◆ **Goal of the exercise**:
Give back the entire listing verbatim.

◆ **Entries**:
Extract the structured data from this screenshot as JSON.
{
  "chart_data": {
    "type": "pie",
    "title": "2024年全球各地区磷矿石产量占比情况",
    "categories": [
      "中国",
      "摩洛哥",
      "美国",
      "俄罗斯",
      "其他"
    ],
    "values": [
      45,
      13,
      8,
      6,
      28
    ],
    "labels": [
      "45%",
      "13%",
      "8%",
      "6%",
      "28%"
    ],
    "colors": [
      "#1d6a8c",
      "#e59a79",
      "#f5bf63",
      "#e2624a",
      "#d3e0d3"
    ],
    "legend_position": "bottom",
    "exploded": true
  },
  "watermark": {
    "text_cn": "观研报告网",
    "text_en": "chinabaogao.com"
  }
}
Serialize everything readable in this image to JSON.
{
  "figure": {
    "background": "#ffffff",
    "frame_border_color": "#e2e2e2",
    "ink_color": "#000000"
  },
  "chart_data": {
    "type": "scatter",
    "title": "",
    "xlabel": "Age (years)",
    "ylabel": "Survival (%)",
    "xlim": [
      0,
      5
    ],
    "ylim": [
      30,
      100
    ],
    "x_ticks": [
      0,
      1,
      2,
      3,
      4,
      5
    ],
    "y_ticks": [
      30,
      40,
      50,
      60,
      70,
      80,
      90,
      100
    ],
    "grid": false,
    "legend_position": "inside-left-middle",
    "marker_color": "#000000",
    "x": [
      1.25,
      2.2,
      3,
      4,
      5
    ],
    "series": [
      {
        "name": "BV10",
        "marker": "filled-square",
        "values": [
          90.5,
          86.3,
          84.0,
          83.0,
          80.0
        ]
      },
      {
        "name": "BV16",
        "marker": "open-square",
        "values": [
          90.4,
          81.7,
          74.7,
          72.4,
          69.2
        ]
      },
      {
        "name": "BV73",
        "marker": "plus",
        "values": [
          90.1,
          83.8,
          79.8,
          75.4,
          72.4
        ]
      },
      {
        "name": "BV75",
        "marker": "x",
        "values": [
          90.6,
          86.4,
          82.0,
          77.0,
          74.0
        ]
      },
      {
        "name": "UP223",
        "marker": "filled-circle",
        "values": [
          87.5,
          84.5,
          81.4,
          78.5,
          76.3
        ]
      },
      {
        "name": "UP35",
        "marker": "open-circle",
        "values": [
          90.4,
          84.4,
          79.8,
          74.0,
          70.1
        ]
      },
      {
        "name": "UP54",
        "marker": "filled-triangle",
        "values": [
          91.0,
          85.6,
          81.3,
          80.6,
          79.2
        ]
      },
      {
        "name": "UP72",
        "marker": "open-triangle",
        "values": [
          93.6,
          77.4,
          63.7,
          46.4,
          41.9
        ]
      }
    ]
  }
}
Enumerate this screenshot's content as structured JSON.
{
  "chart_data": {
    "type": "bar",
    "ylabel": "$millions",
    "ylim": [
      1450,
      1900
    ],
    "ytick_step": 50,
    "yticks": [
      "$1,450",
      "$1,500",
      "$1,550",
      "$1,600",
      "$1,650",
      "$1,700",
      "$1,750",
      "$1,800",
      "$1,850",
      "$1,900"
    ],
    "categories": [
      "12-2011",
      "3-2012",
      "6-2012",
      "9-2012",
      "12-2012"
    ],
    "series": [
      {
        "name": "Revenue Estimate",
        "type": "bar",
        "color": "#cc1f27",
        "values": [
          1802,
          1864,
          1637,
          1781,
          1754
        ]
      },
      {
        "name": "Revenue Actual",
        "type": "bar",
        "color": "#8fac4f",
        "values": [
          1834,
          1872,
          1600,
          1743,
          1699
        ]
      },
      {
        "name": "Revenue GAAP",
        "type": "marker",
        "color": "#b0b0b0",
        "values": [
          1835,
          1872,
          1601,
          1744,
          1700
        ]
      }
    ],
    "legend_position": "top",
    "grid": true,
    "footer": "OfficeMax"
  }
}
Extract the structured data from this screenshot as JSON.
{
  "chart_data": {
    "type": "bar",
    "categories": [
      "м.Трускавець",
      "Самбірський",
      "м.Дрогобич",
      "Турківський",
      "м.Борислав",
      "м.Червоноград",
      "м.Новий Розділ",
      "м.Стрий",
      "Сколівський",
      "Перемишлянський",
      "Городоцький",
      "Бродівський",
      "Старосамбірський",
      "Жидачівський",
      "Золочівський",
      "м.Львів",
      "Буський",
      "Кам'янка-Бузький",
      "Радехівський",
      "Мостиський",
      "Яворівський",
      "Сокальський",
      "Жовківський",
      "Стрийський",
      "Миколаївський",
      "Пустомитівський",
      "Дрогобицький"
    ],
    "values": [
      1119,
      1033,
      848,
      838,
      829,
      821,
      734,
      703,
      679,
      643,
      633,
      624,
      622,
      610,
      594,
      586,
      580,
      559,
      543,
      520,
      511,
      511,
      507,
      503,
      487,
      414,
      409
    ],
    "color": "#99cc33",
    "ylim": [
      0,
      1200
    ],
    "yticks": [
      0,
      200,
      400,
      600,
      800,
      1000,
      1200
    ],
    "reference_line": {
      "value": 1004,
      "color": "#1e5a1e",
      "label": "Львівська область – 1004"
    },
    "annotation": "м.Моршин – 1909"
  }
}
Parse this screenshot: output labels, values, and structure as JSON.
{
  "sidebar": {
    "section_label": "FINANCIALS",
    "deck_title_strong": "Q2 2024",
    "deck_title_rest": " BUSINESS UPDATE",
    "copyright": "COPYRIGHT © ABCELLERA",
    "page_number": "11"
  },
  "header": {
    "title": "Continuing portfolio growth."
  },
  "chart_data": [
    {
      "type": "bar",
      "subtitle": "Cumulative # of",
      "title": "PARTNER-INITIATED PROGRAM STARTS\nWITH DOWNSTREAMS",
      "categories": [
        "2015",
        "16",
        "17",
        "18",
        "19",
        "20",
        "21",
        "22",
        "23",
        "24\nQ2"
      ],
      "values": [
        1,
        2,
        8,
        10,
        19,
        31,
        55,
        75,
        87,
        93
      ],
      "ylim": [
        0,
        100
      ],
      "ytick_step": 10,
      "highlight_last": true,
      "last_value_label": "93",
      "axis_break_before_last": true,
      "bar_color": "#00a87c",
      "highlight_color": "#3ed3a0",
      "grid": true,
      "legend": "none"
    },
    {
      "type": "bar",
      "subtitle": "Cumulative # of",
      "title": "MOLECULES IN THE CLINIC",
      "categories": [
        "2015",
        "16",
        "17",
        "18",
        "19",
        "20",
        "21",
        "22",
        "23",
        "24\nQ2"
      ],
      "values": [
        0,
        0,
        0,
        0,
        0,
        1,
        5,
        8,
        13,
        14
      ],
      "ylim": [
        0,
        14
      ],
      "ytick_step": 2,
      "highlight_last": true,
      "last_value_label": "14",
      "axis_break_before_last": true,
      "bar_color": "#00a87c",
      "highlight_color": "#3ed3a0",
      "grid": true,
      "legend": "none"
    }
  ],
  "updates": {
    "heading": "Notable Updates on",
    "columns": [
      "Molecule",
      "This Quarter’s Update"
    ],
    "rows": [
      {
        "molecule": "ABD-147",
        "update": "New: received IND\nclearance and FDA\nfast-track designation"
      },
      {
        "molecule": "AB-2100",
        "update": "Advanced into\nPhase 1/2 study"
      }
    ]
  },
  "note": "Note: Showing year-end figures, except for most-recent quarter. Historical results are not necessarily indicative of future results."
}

◆ **The result**:
Extract the structured data from this screenshot as JSON.
{
  "chart_data": {
    "type": "pie",
    "title": "2024年全球各地区磷矿石产量占比情况",
    "categories": [
      "中国",
      "摩洛哥",
      "美国",
      "俄罗斯",
      "其他"
    ],
    "values": [
      45,
      13,
      8,
      6,
      28
    ],
    "labels": [
      "45%",
      "13%",
      "8%",
      "6%",
      "28%"
    ],
    "colors": [
      "#1d6a8c",
      "#e59a79",
      "#f5bf63",
      "#e2624a",
      "#d3e0d3"
    ],
    "legend_position": "bottom",
    "exploded": true
  },
  "watermark": {
    "text_cn": "观研报告网",
    "text_en": "chinabaogao.com"
  }
}
Serialize everything readable in this image to JSON.
{
  "figure": {
    "background": "#ffffff",
    "frame_border_color": "#e2e2e2",
    "ink_color": "#000000"
  },
  "chart_data": {
    "type": "scatter",
    "title": "",
    "xlabel": "Age (years)",
    "ylabel": "Survival (%)",
    "xlim": [
      0,
      5
    ],
    "ylim": [
      30,
      100
    ],
    "x_ticks": [
      0,
      1,
      2,
      3,
      4,
      5
    ],
    "y_ticks": [
      30,
      40,
      50,
      60,
      70,
      80,
      90,
      100
    ],
    "grid": false,
    "legend_position": "inside-left-middle",
    "marker_color": "#000000",
    "x": [
      1.25,
      2.2,
      3,
      4,
      5
    ],
    "series": [
      {
        "name": "BV10",
        "marker": "filled-square",
        "values": [
          90.5,
          86.3,
          84.0,
          83.0,
          80.0
        ]
      },
      {
        "name": "BV16",
        "marker": "open-square",
        "values": [
          90.4,
          81.7,
          74.7,
          72.4,
          69.2
        ]
      },
      {
        "name": "BV73",
        "marker": "plus",
        "values": [
          90.1,
          83.8,
          79.8,
          75.4,
          72.4
        ]
      },
      {
        "name": "BV75",
        "marker": "x",
        "values": [
          90.6,
          86.4,
          82.0,
          77.0,
          74.0
        ]
      },
      {
        "name": "UP223",
        "marker": "filled-circle",
        "values": [
          87.5,
          84.5,
          81.4,
          78.5,
          76.3
        ]
      },
      {
        "name": "UP35",
        "marker": "open-circle",
        "values": [
          90.4,
          84.4,
          79.8,
          74.0,
          70.1
        ]
      },
      {
        "name": "UP54",
        "marker": "filled-triangle",
        "values": [
          91.0,
          85.6,
          81.3,
          80.6,
          79.2
        ]
      },
      {
        "name": "UP72",
        "marker": "open-triangle",
        "values": [
          93.6,
          77.4,
          63.7,
          46.4,
          41.9
        ]
      }
    ]
  }
}
Enumerate this screenshot's content as structured JSON.
{
  "chart_data": {
    "type": "bar",
    "ylabel": "$millions",
    "ylim": [
      1450,
      1900
    ],
    "ytick_step": 50,
    "yticks": [
      "$1,450",
      "$1,500",
      "$1,550",
      "$1,600",
      "$1,650",
      "$1,700",
      "$1,750",
      "$1,800",
      "$1,850",
      "$1,900"
    ],
    "categories": [
      "12-2011",
      "3-2012",
      "6-2012",
      "9-2012",
      "12-2012"
    ],
    "series": [
      {
        "name": "Revenue Estimate",
        "type": "bar",
        "color": "#cc1f27",
        "values": [
          1802,
          1864,
          1637,
          1781,
          1754
        ]
      },
      {
        "name": "Revenue Actual",
        "type": "bar",
        "color": "#8fac4f",
        "values": [
          1834,
          1872,
          1600,
          1743,
          1699
        ]
      },
      {
        "name": "Revenue GAAP",
        "type": "marker",
        "color": "#b0b0b0",
        "values": [
          1835,
          1872,
          1601,
          1744,
          1700
        ]
      }
    ],
    "legend_position": "top",
    "grid": true,
    "footer": "OfficeMax"
  }
}
Extract the structured data from this screenshot as JSON.
{
  "chart_data": {
    "type": "bar",
    "categories": [
      "м.Трускавець",
      "Самбірський",
      "м.Дрогобич",
      "Турківський",
      "м.Борислав",
      "м.Червоноград",
      "м.Новий Розділ",
      "м.Стрий",
      "Сколівський",
      "Перемишлянський",
      "Городоцький",
      "Бродівський",
      "Старосамбірський",
      "Жидачівський",
      "Золочівський",
      "м.Львів",
      "Буський",
      "Кам'янка-Бузький",
      "Радехівський",
      "Мостиський",
      "Яворівський",
      "Сокальський",
      "Жовківський",
      "Стрийський",
      "Миколаївський",
      "Пустомитівський",
      "Дрогобицький"
    ],
    "values": [
      1119,
      1033,
      848,
      838,
      829,
      821,
      734,
      703,
      679,
      643,
      633,
      624,
      622,
      610,
      594,
      586,
      580,
      559,
      543,
      520,
      511,
      511,
      507,
      503,
      487,
      414,
      409
    ],
    "color": "#99cc33",
    "ylim": [
      0,
      1200
    ],
    "yticks": [
      0,
      200,
      400,
      600,
      800,
      1000,
      1200
    ],
    "reference_line": {
      "value": 1004,
      "color": "#1e5a1e",
      "label": "Львівська область – 1004"
    },
    "annotation": "м.Моршин – 1909"
  }
}
Parse this screenshot: output labels, values, and structure as JSON.
{
  "sidebar": {
    "section_label": "FINANCIALS",
    "deck_title_strong": "Q2 2024",
    "deck_title_rest": " BUSINESS UPDATE",
    "copyright": "COPYRIGHT © ABCELLERA",
    "page_number": "11"
  },
  "header": {
    "title": "Continuing portfolio growth."
  },
  "chart_data": [
    {
      "type": "bar",
      "subtitle": "Cumulative # of",
      "title": "PARTNER-INITIATED PROGRAM STARTS\nWITH DOWNSTREAMS",
      "categories": [
        "2015",
        "16",
        "17",
        "18",
        "19",
        "20",
        "21",
        "22",
        "23",
        "24\nQ2"
      ],
      "values": [
        1,
        2,
        8,
        10,
        19,
        31,
        55,
        75,
        87,
        93
      ],
      "ylim": [
        0,
        100
      ],
      "ytick_step": 10,
      "highlight_last": true,
      "last_value_label": "93",
      "axis_break_before_last": true,
      "bar_color": "#00a87c",
      "highlight_color": "#3ed3a0",
      "grid": true,
      "legend": "none"
    },
    {
      "type": "bar",
      "subtitle": "Cumulative # of",
      "title": "MOLECULES IN THE CLINIC",
      "categories": [
        "2015",
        "16",
        "17",
        "18",
        "19",
        "20",
        "21",
        "22",
        "23",
        "24\nQ2"
      ],
      "values": [
        0,
        0,
        0,
        0,
        0,
        1,
        5,
        8,
        13,
        14
      ],
      "ylim": [
        0,
        14
      ],
      "ytick_step": 2,
      "highlight_last": true,
      "last_value_label": "14",
      "axis_break_before_last": true,
      "bar_color": "#00a87c",
      "highlight_color": "#3ed3a0",
      "grid": true,
      "legend": "none"
    }
  ],
  "updates": {
    "heading": "Notable Updates on",
    "columns": [
      "Molecule",
      "This Quarter’s Update"
    ],
    "rows": [
      {
        "molecule": "ABD-147",
        "update": "New: received IND\nclearance and FDA\nfast-track designation"
      },
      {
        "molecule": "AB-2100",
        "update": "Advanced into\nPhase 1/2 study"
      }
    ]
  },
  "note": "Note: Showing year-end figures, except for most-recent quarter. Historical results are not necessarily indicative of future results."
}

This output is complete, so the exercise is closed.